(Data entries for graphics)
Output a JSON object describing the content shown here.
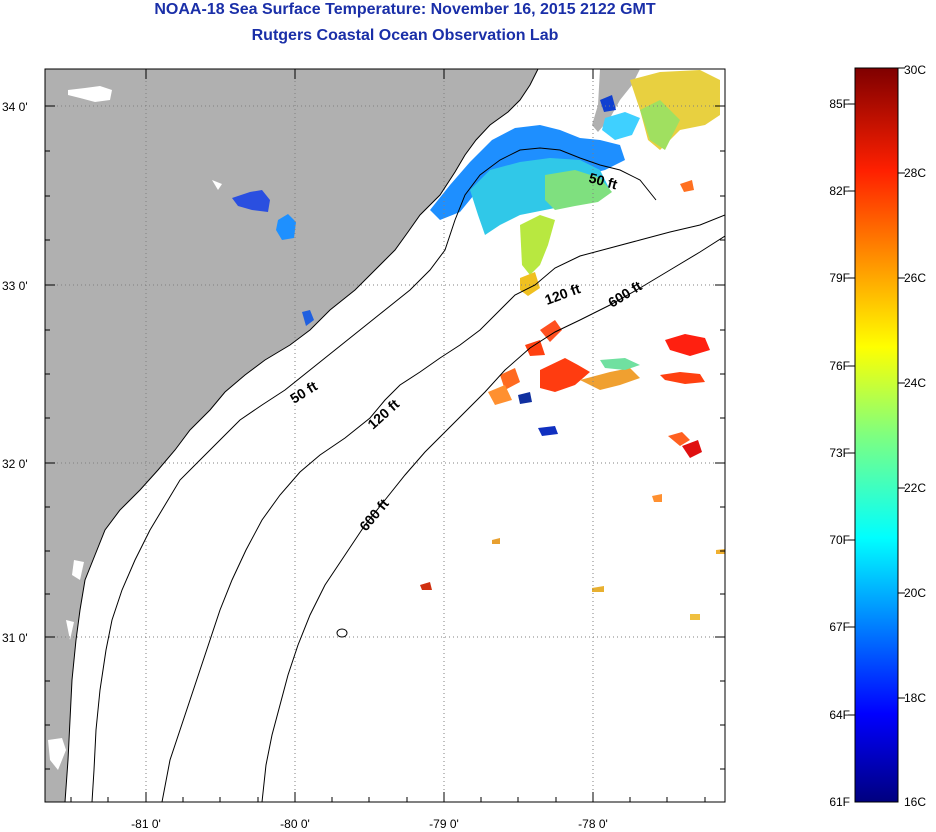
{
  "title": "NOAA-18 Sea Surface Temperature:  November 16, 2015 2122 GMT",
  "subtitle": "Rutgers Coastal Ocean Observation Lab",
  "latitude_labels": [
    "34 0'",
    "33 0'",
    "32 0'",
    "31 0'"
  ],
  "longitude_labels": [
    "-81 0'",
    "-80 0'",
    "-79 0'",
    "-78 0'"
  ],
  "contour_labels": {
    "c50_north": "50 ft",
    "c50_south": "50 ft",
    "c120_north": "120 ft",
    "c120_south": "120 ft",
    "c600_north": "600 ft",
    "c600_south": "600 ft"
  },
  "colorbar": {
    "fahrenheit": [
      "85F",
      "82F",
      "79F",
      "76F",
      "73F",
      "70F",
      "67F",
      "64F",
      "61F"
    ],
    "celsius": [
      "30C",
      "28C",
      "26C",
      "24C",
      "22C",
      "20C",
      "18C",
      "16C"
    ]
  },
  "colors": {
    "title": "#1a2fa8",
    "land": "#b0b0b0",
    "ocean": "#ffffff"
  }
}
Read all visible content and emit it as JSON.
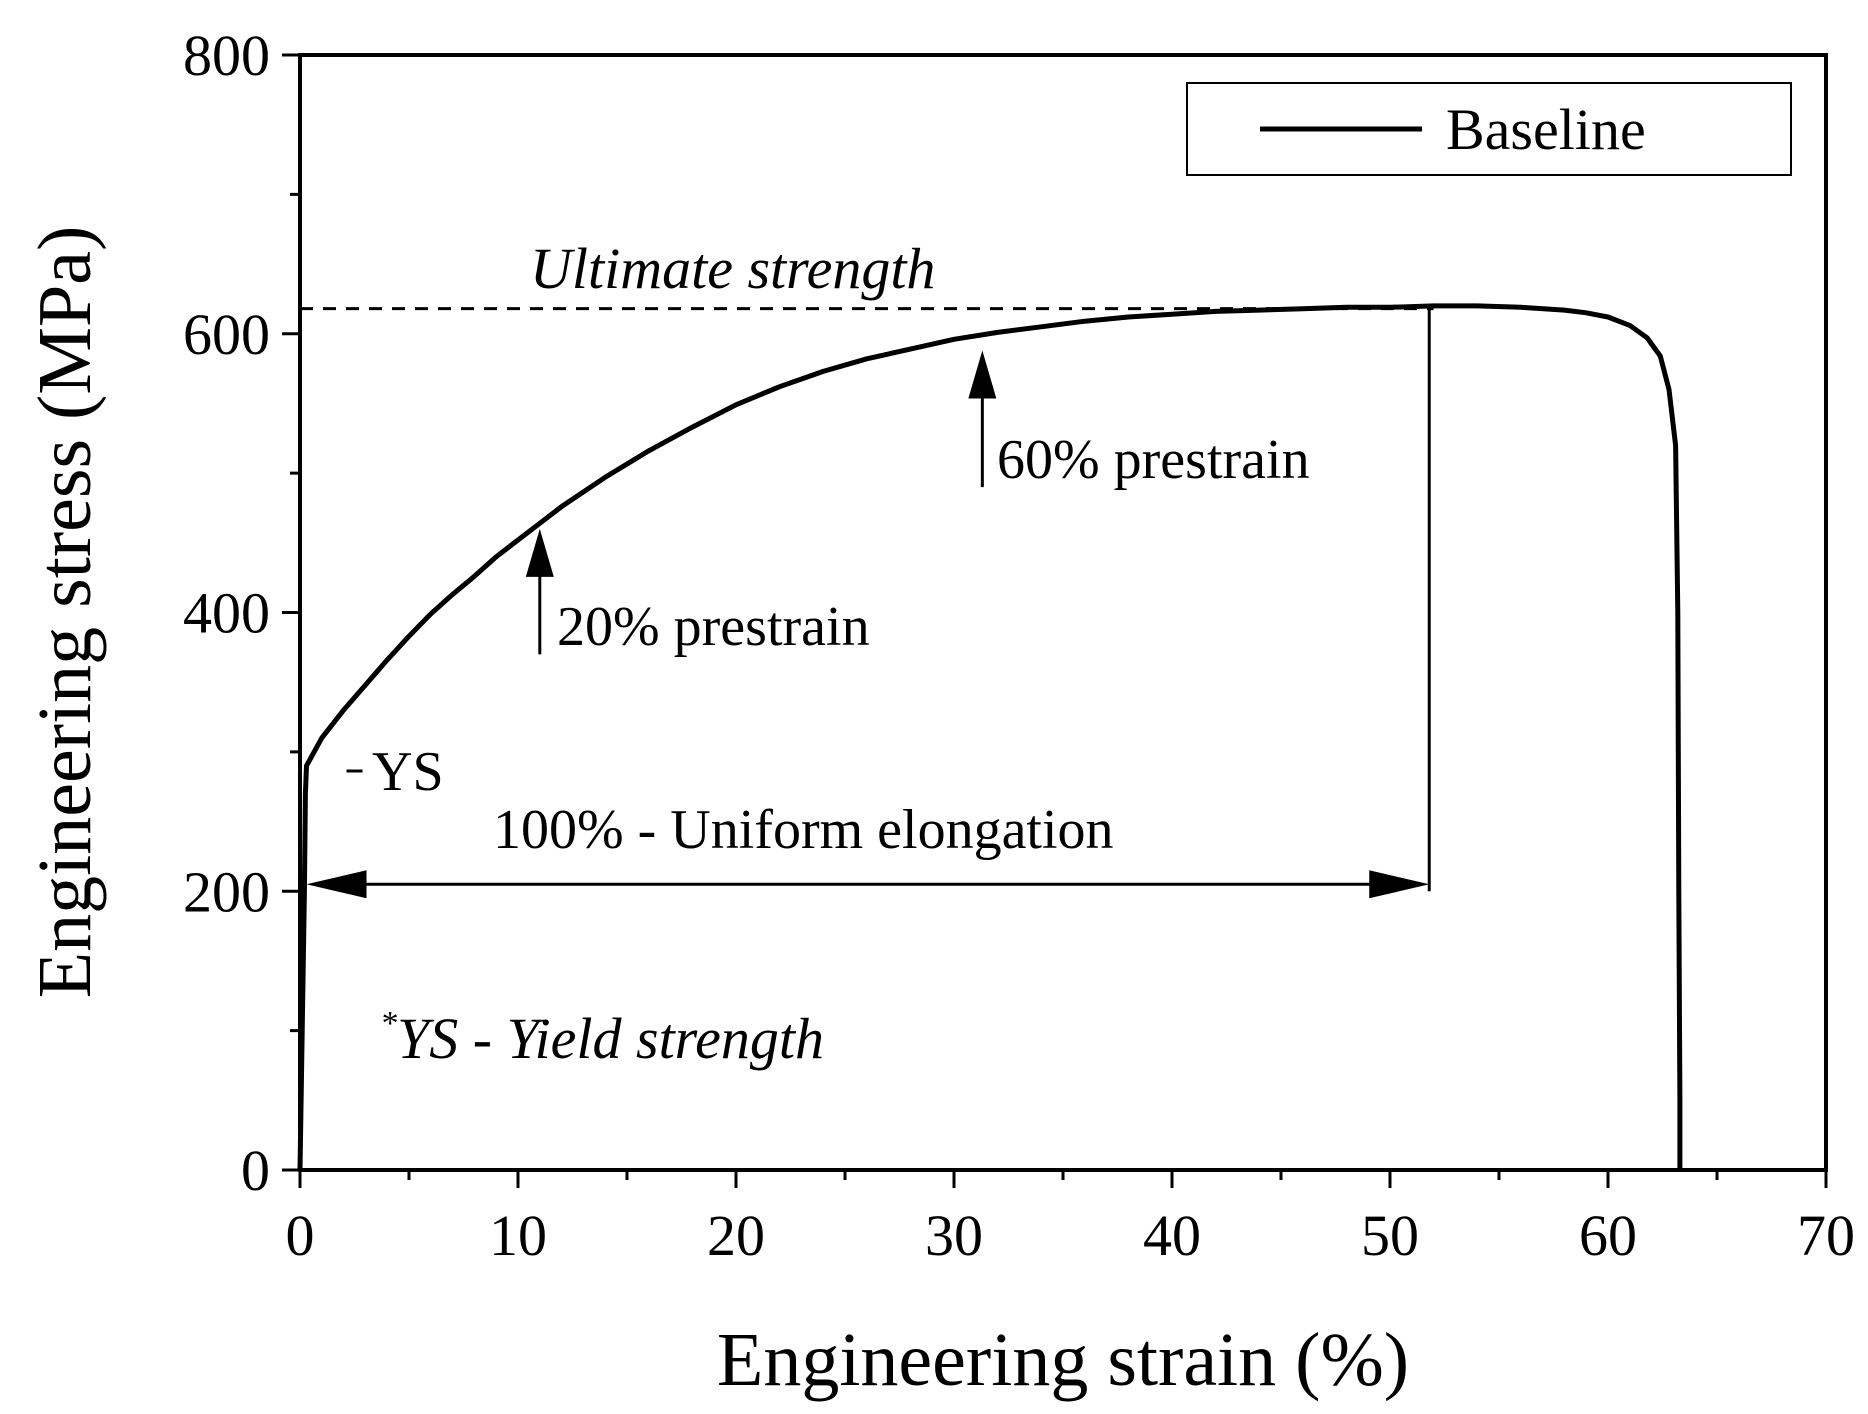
{
  "chart_data": {
    "type": "line",
    "title": "",
    "xlabel": "Engineering strain (%)",
    "ylabel": "Engineering stress (MPa)",
    "xlim": [
      0,
      70
    ],
    "ylim": [
      0,
      800
    ],
    "x_ticks": [
      0,
      10,
      20,
      30,
      40,
      50,
      60,
      70
    ],
    "y_ticks": [
      0,
      200,
      400,
      600,
      800
    ],
    "x_tick_labels": [
      "0",
      "10",
      "20",
      "30",
      "40",
      "50",
      "60",
      "70"
    ],
    "y_tick_labels": [
      "0",
      "200",
      "400",
      "600",
      "800"
    ],
    "x_minor_ticks": [
      5,
      15,
      25,
      35,
      45,
      55,
      65
    ],
    "y_minor_ticks": [
      100,
      300,
      500,
      700
    ],
    "grid": false,
    "legend": {
      "position": "top-right",
      "entries": [
        "Baseline"
      ]
    },
    "series": [
      {
        "name": "Baseline",
        "x": [
          0,
          0.1,
          0.2,
          0.25,
          0.3,
          1,
          2,
          3,
          4,
          5,
          6,
          7,
          8,
          9,
          10,
          11,
          12,
          14,
          16,
          18,
          20,
          22,
          24,
          26,
          28,
          30,
          32,
          34,
          36,
          38,
          40,
          42,
          44,
          46,
          48,
          50,
          52,
          54,
          56,
          58,
          59,
          60,
          61,
          61.8,
          62.4,
          62.8,
          63.1,
          63.2,
          63.25,
          63.3,
          63.3
        ],
        "y": [
          0,
          100,
          200,
          270,
          290,
          310,
          330,
          348,
          366,
          383,
          399,
          413,
          426,
          440,
          452,
          464,
          476,
          497,
          516,
          533,
          549,
          562,
          573,
          582,
          589,
          596,
          601,
          605,
          609,
          612,
          614,
          616,
          617,
          618,
          619,
          619,
          620,
          620,
          619,
          617,
          615,
          612,
          606,
          597,
          584,
          560,
          520,
          400,
          200,
          50,
          0
        ]
      }
    ],
    "annotations": {
      "ultimate_strength": {
        "label": "Ultimate strength",
        "y": 618,
        "x_start": 0,
        "x_end": 52
      },
      "uniform_elongation": {
        "label": "100% - Uniform elongation",
        "x_start": 0.3,
        "x_end": 51.8,
        "y": 205,
        "vline_x": 51.8
      },
      "prestrain_20": {
        "label": "20% prestrain",
        "x": 11,
        "y_tip": 460,
        "y_tail": 370
      },
      "prestrain_60": {
        "label": "60% prestrain",
        "x": 31.3,
        "y_tip": 588,
        "y_tail": 490
      },
      "ys": {
        "label": "YS",
        "x": 0.3,
        "y": 292
      },
      "footnote": {
        "marker": "*",
        "label": "YS - Yield strength"
      }
    }
  }
}
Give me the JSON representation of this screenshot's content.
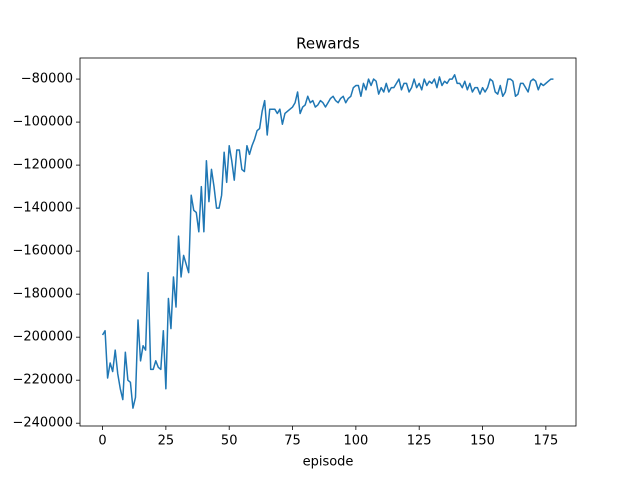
{
  "chart_data": {
    "type": "line",
    "title": "Rewards",
    "xlabel": "episode",
    "color": "#1f77b4",
    "xlim": [
      -8.9,
      186.9
    ],
    "ylim": [
      -241300,
      -70200
    ],
    "xticks": [
      0,
      25,
      50,
      75,
      100,
      125,
      150,
      175
    ],
    "yticks": [
      {
        "value": -80000,
        "label": "−80000"
      },
      {
        "value": -100000,
        "label": "−100000"
      },
      {
        "value": -120000,
        "label": "−120000"
      },
      {
        "value": -140000,
        "label": "−140000"
      },
      {
        "value": -160000,
        "label": "−160000"
      },
      {
        "value": -180000,
        "label": "−180000"
      },
      {
        "value": -200000,
        "label": "−200000"
      },
      {
        "value": -220000,
        "label": "−220000"
      },
      {
        "value": -240000,
        "label": "−240000"
      }
    ],
    "x": [
      0,
      1,
      2,
      3,
      4,
      5,
      6,
      7,
      8,
      9,
      10,
      11,
      12,
      13,
      14,
      15,
      16,
      17,
      18,
      19,
      20,
      21,
      22,
      23,
      24,
      25,
      26,
      27,
      28,
      29,
      30,
      31,
      32,
      33,
      34,
      35,
      36,
      37,
      38,
      39,
      40,
      41,
      42,
      43,
      44,
      45,
      46,
      47,
      48,
      49,
      50,
      51,
      52,
      53,
      54,
      55,
      56,
      57,
      58,
      59,
      60,
      61,
      62,
      63,
      64,
      65,
      66,
      67,
      68,
      69,
      70,
      71,
      72,
      73,
      74,
      75,
      76,
      77,
      78,
      79,
      80,
      81,
      82,
      83,
      84,
      85,
      86,
      87,
      88,
      89,
      90,
      91,
      92,
      93,
      94,
      95,
      96,
      97,
      98,
      99,
      100,
      101,
      102,
      103,
      104,
      105,
      106,
      107,
      108,
      109,
      110,
      111,
      112,
      113,
      114,
      115,
      116,
      117,
      118,
      119,
      120,
      121,
      122,
      123,
      124,
      125,
      126,
      127,
      128,
      129,
      130,
      131,
      132,
      133,
      134,
      135,
      136,
      137,
      138,
      139,
      140,
      141,
      142,
      143,
      144,
      145,
      146,
      147,
      148,
      149,
      150,
      151,
      152,
      153,
      154,
      155,
      156,
      157,
      158,
      159,
      160,
      161,
      162,
      163,
      164,
      165,
      166,
      167,
      168,
      169,
      170,
      171,
      172,
      173,
      174,
      175,
      176,
      177,
      178
    ],
    "values": [
      -199000,
      -197000,
      -219000,
      -212000,
      -216000,
      -206000,
      -217000,
      -224000,
      -229000,
      -207000,
      -220000,
      -221000,
      -233000,
      -228000,
      -192000,
      -211000,
      -204000,
      -206000,
      -170000,
      -215000,
      -215000,
      -211000,
      -214000,
      -215000,
      -197000,
      -224000,
      -182000,
      -196000,
      -172000,
      -186000,
      -153000,
      -172000,
      -162000,
      -166000,
      -170000,
      -134000,
      -141000,
      -142000,
      -151000,
      -130000,
      -151000,
      -118000,
      -137000,
      -122000,
      -130000,
      -140000,
      -140000,
      -134000,
      -114000,
      -128000,
      -111000,
      -118000,
      -127000,
      -113000,
      -113000,
      -122000,
      -123000,
      -111000,
      -115000,
      -111000,
      -108000,
      -104000,
      -103000,
      -95000,
      -90000,
      -106000,
      -94000,
      -94000,
      -94000,
      -96000,
      -94000,
      -101000,
      -96000,
      -95000,
      -94000,
      -93000,
      -91000,
      -86000,
      -96000,
      -93000,
      -92000,
      -88000,
      -91000,
      -90000,
      -93000,
      -92000,
      -90000,
      -91000,
      -93000,
      -91000,
      -89000,
      -88000,
      -90000,
      -91000,
      -89000,
      -88000,
      -91000,
      -89000,
      -88000,
      -84000,
      -83000,
      -83000,
      -88000,
      -82000,
      -85000,
      -80000,
      -83000,
      -80000,
      -81000,
      -87000,
      -84000,
      -86000,
      -82000,
      -86000,
      -84000,
      -84000,
      -82000,
      -80000,
      -85000,
      -82000,
      -82000,
      -86000,
      -84000,
      -80000,
      -84000,
      -82000,
      -85000,
      -80000,
      -83000,
      -81000,
      -82000,
      -80000,
      -84000,
      -79000,
      -83000,
      -81000,
      -82000,
      -80000,
      -80000,
      -78000,
      -82000,
      -82000,
      -84000,
      -81000,
      -85000,
      -82000,
      -86000,
      -84000,
      -84000,
      -87000,
      -84000,
      -86000,
      -84000,
      -80000,
      -81000,
      -86000,
      -87000,
      -83000,
      -88000,
      -86000,
      -80000,
      -80000,
      -81000,
      -88000,
      -87000,
      -82000,
      -82000,
      -84000,
      -86000,
      -81000,
      -80000,
      -81000,
      -85000,
      -82000,
      -83000,
      -82000,
      -81000,
      -80000,
      -80000
    ]
  }
}
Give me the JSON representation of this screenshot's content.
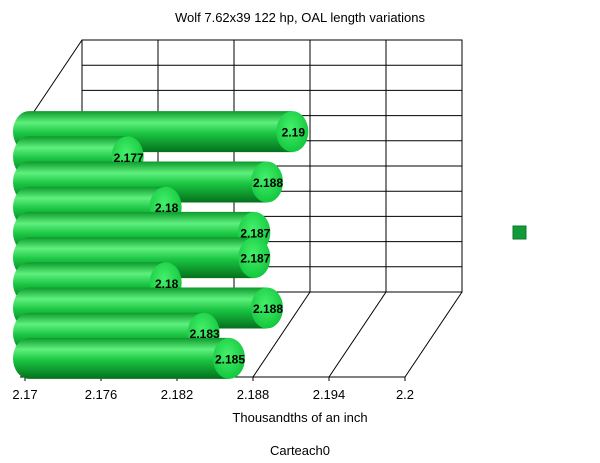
{
  "chart_data": {
    "type": "bar",
    "orientation": "horizontal",
    "style": "3d-cylinder",
    "title": "Wolf 7.62x39 122 hp, OAL length variations",
    "xlabel": "Thousandths of an inch",
    "footer": "Carteach0",
    "xlim": [
      2.17,
      2.2
    ],
    "xticks": [
      "2.17",
      "2.176",
      "2.182",
      "2.188",
      "2.194",
      "2.2"
    ],
    "grid": true,
    "legend": "right",
    "bar_color": "#11b83a",
    "legend_color": "#129a3a",
    "values": [
      2.185,
      2.183,
      2.188,
      2.18,
      2.187,
      2.187,
      2.18,
      2.188,
      2.177,
      2.19
    ]
  }
}
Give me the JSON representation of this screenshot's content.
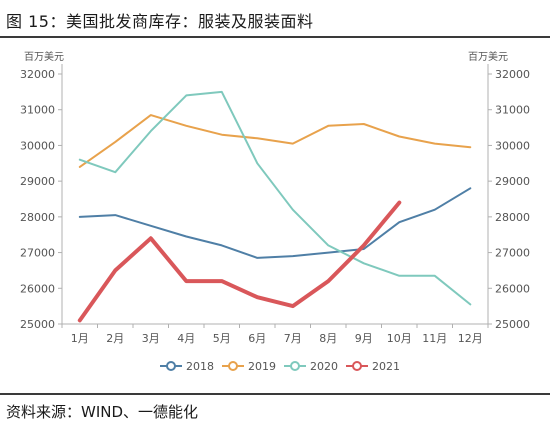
{
  "header": {
    "title": "图 15：美国批发商库存：服装及服装面料"
  },
  "footer": {
    "source": "资料来源：WIND、一德能化"
  },
  "chart_data": {
    "type": "line",
    "categories": [
      "1月",
      "2月",
      "3月",
      "4月",
      "5月",
      "6月",
      "7月",
      "8月",
      "9月",
      "10月",
      "11月",
      "12月"
    ],
    "y_unit_left": "百万美元",
    "y_unit_right": "百万美元",
    "ylim": [
      25000,
      32000
    ],
    "yticks": [
      25000,
      26000,
      27000,
      28000,
      29000,
      30000,
      31000,
      32000
    ],
    "grid": false,
    "legend_position": "bottom",
    "series": [
      {
        "name": "2018",
        "color": "#4f7fa6",
        "width": 2,
        "values": [
          28000,
          28050,
          27750,
          27450,
          27200,
          26850,
          26900,
          27000,
          27100,
          27850,
          28200,
          28800
        ]
      },
      {
        "name": "2019",
        "color": "#e8a24c",
        "width": 2,
        "values": [
          29400,
          30100,
          30850,
          30550,
          30300,
          30200,
          30050,
          30550,
          30600,
          30250,
          30050,
          29950
        ]
      },
      {
        "name": "2020",
        "color": "#7fc9bd",
        "width": 2,
        "values": [
          29600,
          29250,
          30400,
          31400,
          31500,
          29500,
          28200,
          27200,
          26700,
          26350,
          26350,
          25550
        ]
      },
      {
        "name": "2021",
        "color": "#d9575a",
        "width": 4,
        "values": [
          25100,
          26500,
          27400,
          26200,
          26200,
          25750,
          25500,
          26200,
          27200,
          28400,
          null,
          null
        ]
      }
    ]
  }
}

» **Exercise instructions**
Pull out each line containing the word "name" and copy it.

» **Exercise answer**
        "name": "Baseline",
        "name": "2018",
        "name": "2019",
        "name": "2020",
        "name": "2021",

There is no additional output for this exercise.